Dataset records:
»»
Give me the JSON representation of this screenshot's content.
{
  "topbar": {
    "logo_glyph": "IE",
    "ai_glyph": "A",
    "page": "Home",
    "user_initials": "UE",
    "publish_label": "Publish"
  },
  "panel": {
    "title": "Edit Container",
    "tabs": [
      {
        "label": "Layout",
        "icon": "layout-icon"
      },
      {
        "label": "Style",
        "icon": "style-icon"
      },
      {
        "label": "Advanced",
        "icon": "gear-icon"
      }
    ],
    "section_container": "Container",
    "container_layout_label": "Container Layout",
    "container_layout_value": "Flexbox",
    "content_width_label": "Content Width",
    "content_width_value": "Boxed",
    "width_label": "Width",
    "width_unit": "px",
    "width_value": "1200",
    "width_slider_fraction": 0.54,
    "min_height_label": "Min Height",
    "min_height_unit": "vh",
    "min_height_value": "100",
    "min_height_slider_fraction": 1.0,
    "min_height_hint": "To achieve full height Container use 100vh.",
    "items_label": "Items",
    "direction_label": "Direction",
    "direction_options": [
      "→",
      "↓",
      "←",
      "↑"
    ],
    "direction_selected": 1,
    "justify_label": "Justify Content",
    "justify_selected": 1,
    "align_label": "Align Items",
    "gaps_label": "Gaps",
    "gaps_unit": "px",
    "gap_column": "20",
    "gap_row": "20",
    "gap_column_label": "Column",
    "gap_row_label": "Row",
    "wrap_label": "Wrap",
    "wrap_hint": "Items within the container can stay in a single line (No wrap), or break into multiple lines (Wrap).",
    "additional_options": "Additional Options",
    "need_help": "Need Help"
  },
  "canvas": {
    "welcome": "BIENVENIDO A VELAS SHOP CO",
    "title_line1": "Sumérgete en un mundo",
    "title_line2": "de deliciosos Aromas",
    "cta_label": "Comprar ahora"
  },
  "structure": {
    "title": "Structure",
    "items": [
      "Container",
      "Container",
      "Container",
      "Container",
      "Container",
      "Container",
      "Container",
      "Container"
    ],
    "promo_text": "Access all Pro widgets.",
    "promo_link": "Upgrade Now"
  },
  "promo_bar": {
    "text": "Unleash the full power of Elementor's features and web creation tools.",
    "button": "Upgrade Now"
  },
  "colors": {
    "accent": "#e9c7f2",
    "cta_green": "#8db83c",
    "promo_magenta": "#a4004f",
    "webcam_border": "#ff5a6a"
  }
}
««
> Work to do
Output every entry shown above, exactly.

> Result
Give me the JSON representation of this screenshot's content.
{
  "topbar": {
    "logo_glyph": "IE",
    "ai_glyph": "A",
    "page": "Home",
    "user_initials": "UE",
    "publish_label": "Publish"
  },
  "panel": {
    "title": "Edit Container",
    "tabs": [
      {
        "label": "Layout",
        "icon": "layout-icon"
      },
      {
        "label": "Style",
        "icon": "style-icon"
      },
      {
        "label": "Advanced",
        "icon": "gear-icon"
      }
    ],
    "section_container": "Container",
    "container_layout_label": "Container Layout",
    "container_layout_value": "Flexbox",
    "content_width_label": "Content Width",
    "content_width_value": "Boxed",
    "width_label": "Width",
    "width_unit": "px",
    "width_value": "1200",
    "width_slider_fraction": 0.54,
    "min_height_label": "Min Height",
    "min_height_unit": "vh",
    "min_height_value": "100",
    "min_height_slider_fraction": 1.0,
    "min_height_hint": "To achieve full height Container use 100vh.",
    "items_label": "Items",
    "direction_label": "Direction",
    "direction_options": [
      "→",
      "↓",
      "←",
      "↑"
    ],
    "direction_selected": 1,
    "justify_label": "Justify Content",
    "justify_selected": 1,
    "align_label": "Align Items",
    "gaps_label": "Gaps",
    "gaps_unit": "px",
    "gap_column": "20",
    "gap_row": "20",
    "gap_column_label": "Column",
    "gap_row_label": "Row",
    "wrap_label": "Wrap",
    "wrap_hint": "Items within the container can stay in a single line (No wrap), or break into multiple lines (Wrap).",
    "additional_options": "Additional Options",
    "need_help": "Need Help"
  },
  "canvas": {
    "welcome": "BIENVENIDO A VELAS SHOP CO",
    "title_line1": "Sumérgete en un mundo",
    "title_line2": "de deliciosos Aromas",
    "cta_label": "Comprar ahora"
  },
  "structure": {
    "title": "Structure",
    "items": [
      "Container",
      "Container",
      "Container",
      "Container",
      "Container",
      "Container",
      "Container",
      "Container"
    ],
    "promo_text": "Access all Pro widgets.",
    "promo_link": "Upgrade Now"
  },
  "promo_bar": {
    "text": "Unleash the full power of Elementor's features and web creation tools.",
    "button": "Upgrade Now"
  },
  "colors": {
    "accent": "#e9c7f2",
    "cta_green": "#8db83c",
    "promo_magenta": "#a4004f",
    "webcam_border": "#ff5a6a"
  }
}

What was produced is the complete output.